Pick out and copy every line below that has the word "Lorem".

[start PROVIDED MATERIAL]

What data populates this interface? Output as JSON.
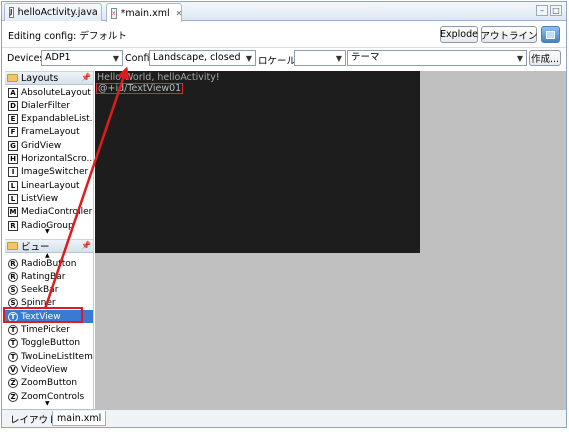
{
  "tabs": [
    {
      "label": "helloActivity.java",
      "icon": "java-file-icon",
      "active": false
    },
    {
      "label": "*main.xml",
      "icon": "xml-file-icon",
      "active": true
    }
  ],
  "editing_config": {
    "label": "Editing config: デフォルト",
    "explode_label": "Explode",
    "outline_label": "アウトライン"
  },
  "devices_row": {
    "devices_label": "Devices",
    "devices_value": "ADP1",
    "config_label": "Config",
    "config_value": "Landscape, closed",
    "locale_label": "ロケール",
    "locale_value": "",
    "theme_value": "テーマ",
    "create_label": "作成..."
  },
  "palette": {
    "layouts_header": "Layouts",
    "layouts": [
      "AbsoluteLayout",
      "DialerFilter",
      "ExpandableList...",
      "FrameLayout",
      "GridView",
      "HorizontalScro...",
      "ImageSwitcher",
      "LinearLayout",
      "ListView",
      "MediaController",
      "RadioGroup"
    ],
    "layout_icons": [
      "A",
      "D",
      "E",
      "F",
      "G",
      "H",
      "I",
      "L",
      "L",
      "M",
      "R"
    ],
    "views_header": "ビュー",
    "views": [
      "RadioButton",
      "RatingBar",
      "SeekBar",
      "Spinner",
      "TextView",
      "TimePicker",
      "ToggleButton",
      "TwoLineListItem",
      "VideoView",
      "ZoomButton",
      "ZoomControls"
    ],
    "view_icons": [
      "R",
      "R",
      "S",
      "S",
      "T",
      "T",
      "T",
      "T",
      "V",
      "Z",
      "Z"
    ],
    "selected_view": "TextView"
  },
  "canvas": {
    "hello_text": "Hello World, helloActivity!",
    "textview_id": "@+id/TextView01"
  },
  "bottom_tabs": {
    "layout_label": "レイアウト",
    "main_label": "main.xml"
  },
  "colors": {
    "selection": "#3a7ad3",
    "annotation_red": "#e01b1b",
    "canvas_bg": "#1d1d1d",
    "editor_bg": "#c0c0c0"
  }
}
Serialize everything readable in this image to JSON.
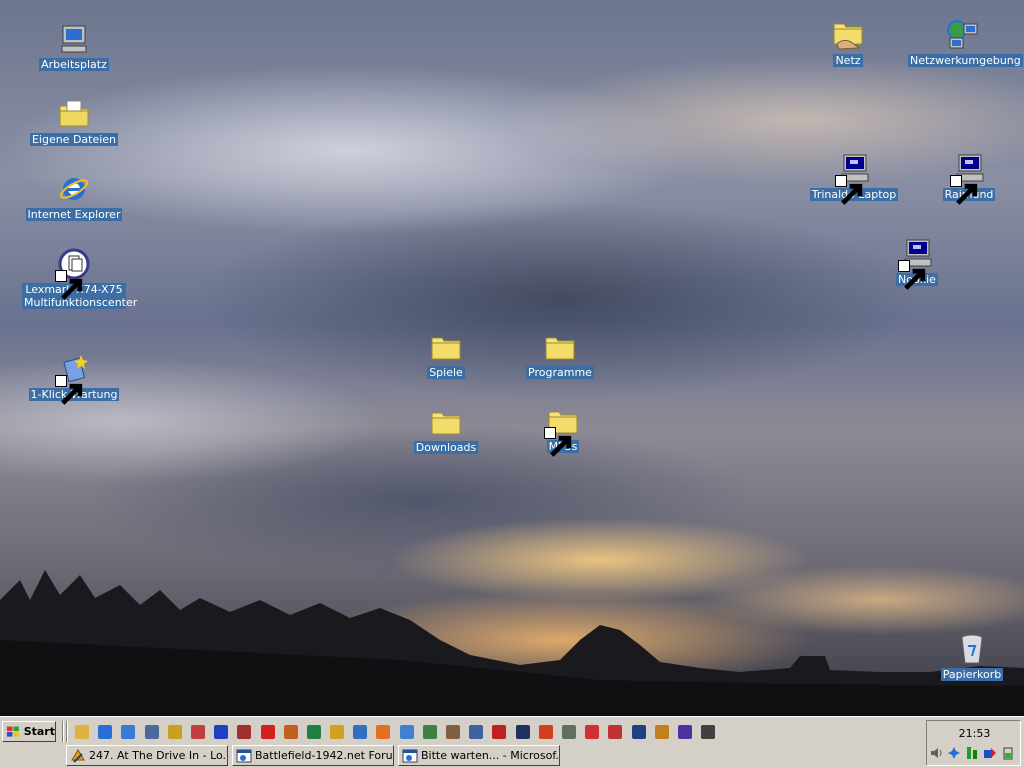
{
  "desktop": {
    "icons": [
      {
        "label": "Arbeitsplatz",
        "icon": "my-computer-icon"
      },
      {
        "label": "Eigene Dateien",
        "icon": "my-documents-icon"
      },
      {
        "label": "Internet Explorer",
        "icon": "internet-explorer-icon"
      },
      {
        "label": "Lexmark X74-X75 Multifunktionscenter",
        "icon": "lexmark-icon",
        "shortcut": true
      },
      {
        "label": "1-Klick-Wartung",
        "icon": "maintenance-icon",
        "shortcut": true
      },
      {
        "label": "Spiele",
        "icon": "folder-icon"
      },
      {
        "label": "Programme",
        "icon": "folder-icon"
      },
      {
        "label": "Downloads",
        "icon": "folder-icon"
      },
      {
        "label": "MP3s",
        "icon": "folder-icon",
        "shortcut": true
      },
      {
        "label": "Netz",
        "icon": "shared-folder-icon"
      },
      {
        "label": "Netzwerkumgebung",
        "icon": "network-neighborhood-icon"
      },
      {
        "label": "Trinaldo Laptop",
        "icon": "network-computer-icon",
        "shortcut": true
      },
      {
        "label": "Raimund",
        "icon": "network-computer-icon",
        "shortcut": true
      },
      {
        "label": "Nookie",
        "icon": "network-computer-icon",
        "shortcut": true
      },
      {
        "label": "Papierkorb",
        "icon": "recycle-bin-icon"
      }
    ]
  },
  "taskbar": {
    "start_label": "Start",
    "quick_launch": [
      {
        "icon": "show-desktop-icon",
        "color": "#e0b040"
      },
      {
        "icon": "internet-explorer-icon",
        "color": "#2a6fd6"
      },
      {
        "icon": "outlook-express-icon",
        "color": "#3a7bd5"
      },
      {
        "icon": "tool-icon",
        "color": "#4a6a9a"
      },
      {
        "icon": "winamp-icon",
        "color": "#c8a020"
      },
      {
        "icon": "player-icon",
        "color": "#c04040"
      },
      {
        "icon": "app-icon",
        "color": "#2040c0"
      },
      {
        "icon": "disk-icon",
        "color": "#a03030"
      },
      {
        "icon": "flash-icon",
        "color": "#d02020"
      },
      {
        "icon": "java-icon",
        "color": "#c06020"
      },
      {
        "icon": "image-icon",
        "color": "#208040"
      },
      {
        "icon": "key-icon",
        "color": "#d0a020"
      },
      {
        "icon": "search-icon",
        "color": "#3070c0"
      },
      {
        "icon": "cone-icon",
        "color": "#e07020"
      },
      {
        "icon": "drop-icon",
        "color": "#4080d0"
      },
      {
        "icon": "triangle-icon",
        "color": "#408040"
      },
      {
        "icon": "gear-icon",
        "color": "#806040"
      },
      {
        "icon": "monitor-icon",
        "color": "#4060a0"
      },
      {
        "icon": "bug-icon",
        "color": "#c02020"
      },
      {
        "icon": "envelope-icon",
        "color": "#203060"
      },
      {
        "icon": "globe-icon",
        "color": "#d04020"
      },
      {
        "icon": "settings-icon",
        "color": "#607060"
      },
      {
        "icon": "stop-icon",
        "color": "#d03030"
      },
      {
        "icon": "puzzle-icon",
        "color": "#c03030"
      },
      {
        "icon": "compass-icon",
        "color": "#204080"
      },
      {
        "icon": "star-icon",
        "color": "#c08020"
      },
      {
        "icon": "orb-icon",
        "color": "#5030a0"
      },
      {
        "icon": "window-icon",
        "color": "#404040"
      }
    ],
    "tasks": [
      {
        "label": "247. At The Drive In - Lo...",
        "icon": "winamp-icon"
      },
      {
        "label": "Battlefield-1942.net Foru...",
        "icon": "internet-explorer-icon"
      },
      {
        "label": "Bitte warten... - Microsof...",
        "icon": "internet-explorer-icon"
      }
    ],
    "clock": "21:53"
  },
  "colors": {
    "label_bg": "#3a6ea5",
    "taskbar_bg": "#d4d0c8",
    "folder": "#f5e27a"
  }
}
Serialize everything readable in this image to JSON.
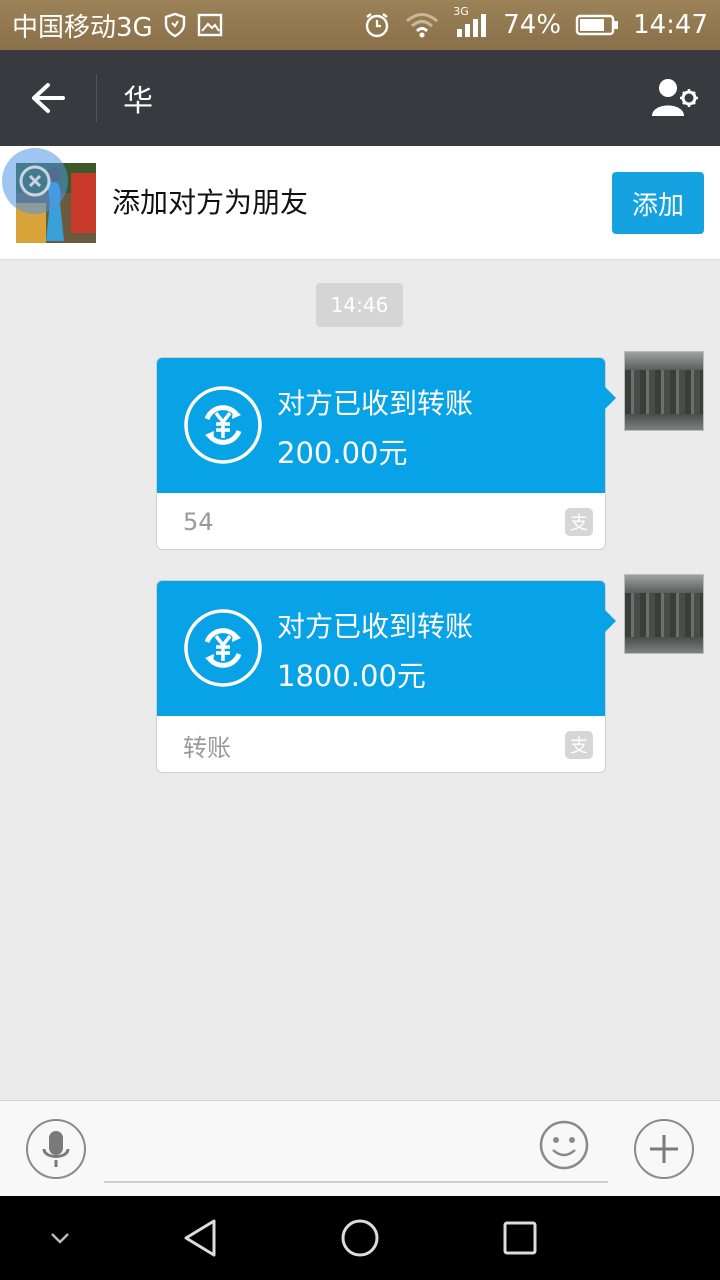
{
  "status_bar": {
    "carrier": "中国移动3G",
    "network": "3G",
    "battery": "74%",
    "time": "14:47"
  },
  "header": {
    "title": "华"
  },
  "add_banner": {
    "text": "添加对方为朋友",
    "button_label": "添加"
  },
  "chat": {
    "timestamp": "14:46",
    "messages": [
      {
        "title": "对方已收到转账",
        "amount": "200.00元",
        "note": "54",
        "badge": "支"
      },
      {
        "title": "对方已收到转账",
        "amount": "1800.00元",
        "note": "转账",
        "badge": "支"
      }
    ]
  },
  "colors": {
    "accent": "#08a2e6",
    "header_bg": "#393a3f",
    "status_bg": "#8a7049"
  },
  "icons": {
    "back": "arrow-left-icon",
    "profile": "user-settings-icon",
    "transfer": "yuan-refresh-icon",
    "voice": "microphone-icon",
    "emoji": "smiley-icon",
    "plus": "plus-icon"
  }
}
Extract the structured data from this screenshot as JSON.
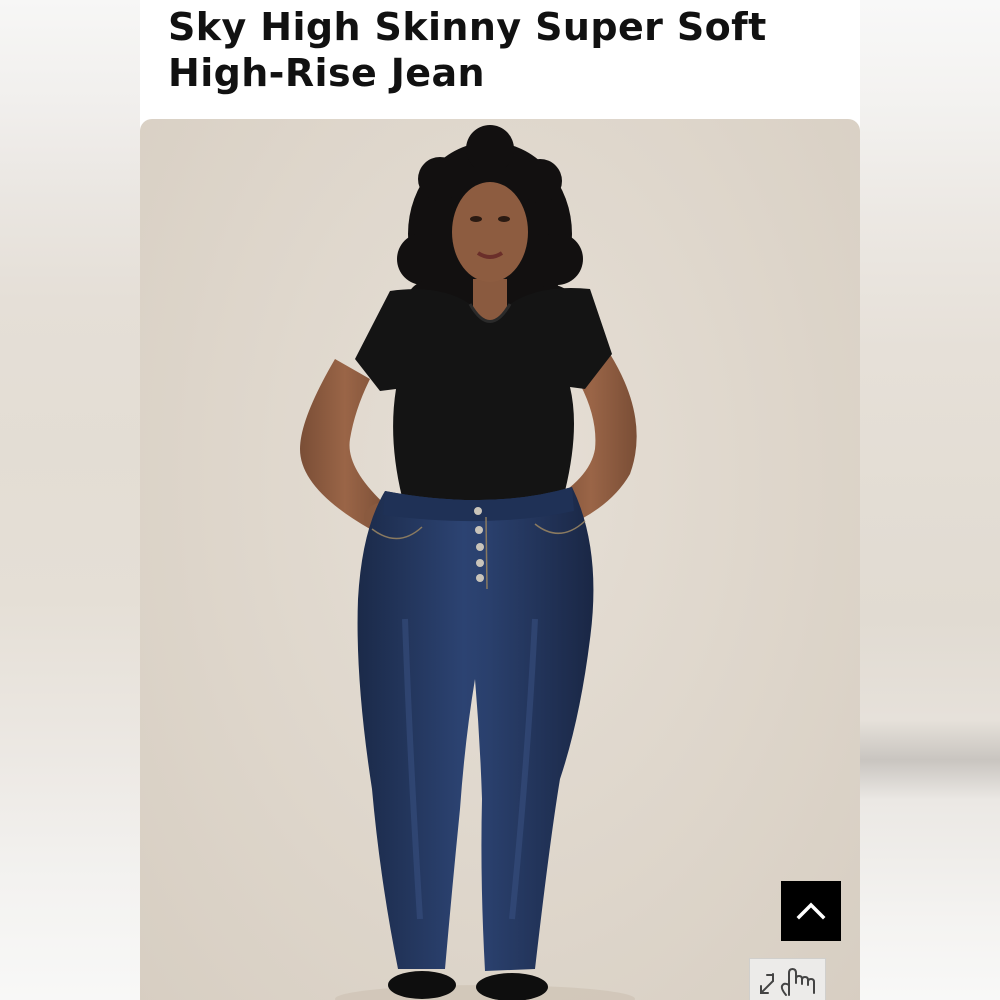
{
  "product": {
    "title_line1": "Sky High Skinny Super Soft",
    "title_line2": "High-Rise Jean"
  },
  "image": {
    "subject": "model-wearing-dark-wash-high-rise-skinny-jeans",
    "background_color": "#ded6cb"
  },
  "controls": {
    "back_to_top_icon": "chevron-up-icon",
    "zoom_icon": "expand-pointer-icon"
  },
  "colors": {
    "title": "#111111",
    "button_bg": "#000000",
    "denim": "#22355a",
    "top": "#141414"
  }
}
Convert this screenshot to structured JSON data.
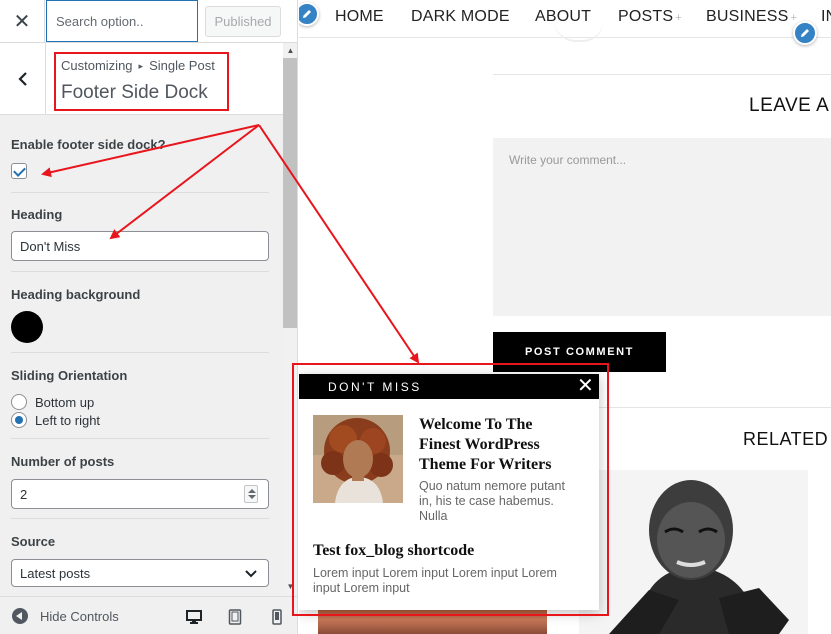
{
  "topbar": {
    "close_glyph": "✕",
    "search_placeholder": "Search option..",
    "publish_label": "Published"
  },
  "section": {
    "crumb_parent": "Customizing",
    "crumb_sep": "▸",
    "crumb_child": "Single Post",
    "title": "Footer Side Dock"
  },
  "controls": {
    "enable_label": "Enable footer side dock?",
    "enable_checked": true,
    "heading_label": "Heading",
    "heading_value": "Don't Miss",
    "bg_label": "Heading background",
    "bg_color": "#000000",
    "orientation_label": "Sliding Orientation",
    "orientation_options": [
      {
        "label": "Bottom up",
        "checked": false
      },
      {
        "label": "Left to right",
        "checked": true
      }
    ],
    "posts_label": "Number of posts",
    "posts_value": "2",
    "source_label": "Source",
    "source_value": "Latest posts"
  },
  "footer": {
    "hide_label": "Hide Controls",
    "devices": [
      "desktop-icon",
      "tablet-icon",
      "mobile-icon"
    ]
  },
  "nav": [
    {
      "label": "HOME",
      "plus": ""
    },
    {
      "label": "DARK MODE",
      "plus": ""
    },
    {
      "label": "ABOUT",
      "plus": ""
    },
    {
      "label": "POSTS",
      "plus": "+"
    },
    {
      "label": "BUSINESS",
      "plus": "+"
    },
    {
      "label": "IN",
      "plus": ""
    }
  ],
  "comments": {
    "leave_reply": "LEAVE A",
    "comment_placeholder": "Write your comment...",
    "post_button": "POST COMMENT"
  },
  "related": {
    "heading": "RELATED"
  },
  "dock": {
    "heading": "DON'T MISS",
    "close_glyph": "✕",
    "posts": [
      {
        "title_lines": [
          "Welcome To The",
          "Finest WordPress",
          "Theme For Writers"
        ],
        "excerpt_lines": [
          "Quo natum nemore putant",
          "in, his te case habemus.",
          "Nulla"
        ]
      },
      {
        "title": "Test fox_blog shortcode",
        "excerpt_lines": [
          "Lorem input Lorem input Lorem input Lorem",
          "input Lorem input"
        ]
      }
    ]
  },
  "colors": {
    "accent": "#2271b1",
    "annotation": "#e8151c",
    "edit_pen": "#3582c4",
    "dock_header": "#000000"
  }
}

[end PROVIDED MATERIAL]

:: WRITTEN RESPONSE ::
          "Lorem input Lorem input Lorem input Lorem",
          "input Lorem input"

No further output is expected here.